— BEGIN —
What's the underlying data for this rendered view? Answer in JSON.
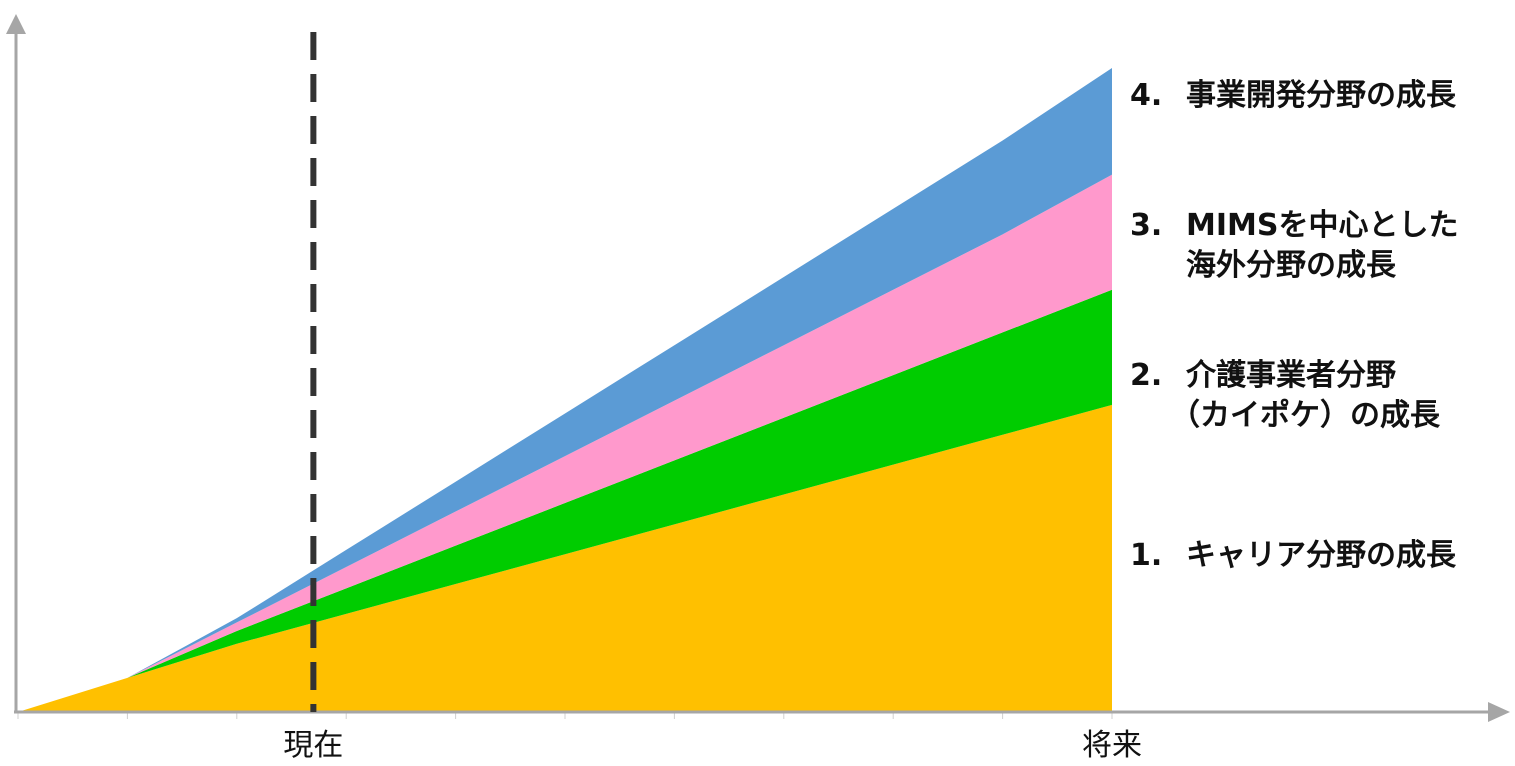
{
  "chart_data": {
    "type": "area",
    "stacked": true,
    "x": [
      0,
      1,
      2,
      3,
      4,
      5,
      6,
      7,
      8,
      9,
      10
    ],
    "x_tick_labels": [
      {
        "x": 2.7,
        "label": "現在"
      },
      {
        "x": 10,
        "label": "将来"
      }
    ],
    "current_marker_x": 2.7,
    "ylim": [
      0,
      10
    ],
    "series": [
      {
        "name": "1. キャリア分野の成長",
        "color": "#FFC000",
        "values": [
          0,
          0.4,
          0.8,
          1.15,
          1.5,
          1.85,
          2.2,
          2.55,
          2.9,
          3.25,
          3.6
        ]
      },
      {
        "name": "2. 介護事業者分野（カイポケ）の成長",
        "color": "#00CC00",
        "values": [
          0,
          0,
          0.15,
          0.3,
          0.45,
          0.6,
          0.75,
          0.9,
          1.05,
          1.2,
          1.35
        ]
      },
      {
        "name": "3. MIMSを中心とした海外分野の成長",
        "color": "#FF99CC",
        "values": [
          0,
          0,
          0.1,
          0.25,
          0.4,
          0.55,
          0.7,
          0.85,
          1.0,
          1.15,
          1.35
        ]
      },
      {
        "name": "4. 事業開発分野の成長",
        "color": "#5B9BD5",
        "values": [
          0,
          0,
          0.05,
          0.2,
          0.35,
          0.5,
          0.65,
          0.8,
          0.95,
          1.1,
          1.25
        ]
      }
    ],
    "legend_placement": "right",
    "grid": false
  },
  "labels": {
    "s4": {
      "num": "4.",
      "line1": "事業開発分野の成長"
    },
    "s3": {
      "num": "3.",
      "line1": "MIMSを中心とした",
      "line2": "海外分野の成長"
    },
    "s2": {
      "num": "2.",
      "line1": "介護事業者分野",
      "line2": "（カイポケ）の成長"
    },
    "s1": {
      "num": "1.",
      "line1": "キャリア分野の成長"
    }
  },
  "colors": {
    "axis": "#A6A6A6",
    "marker": "#333333"
  }
}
— END —
(Requirement)
Pick out the lines above that hold the string "介護事業者分野" and show them.

(Solution for this task)
        "name": "2. 介護事業者分野（カイポケ）の成長",
      "line1": "介護事業者分野",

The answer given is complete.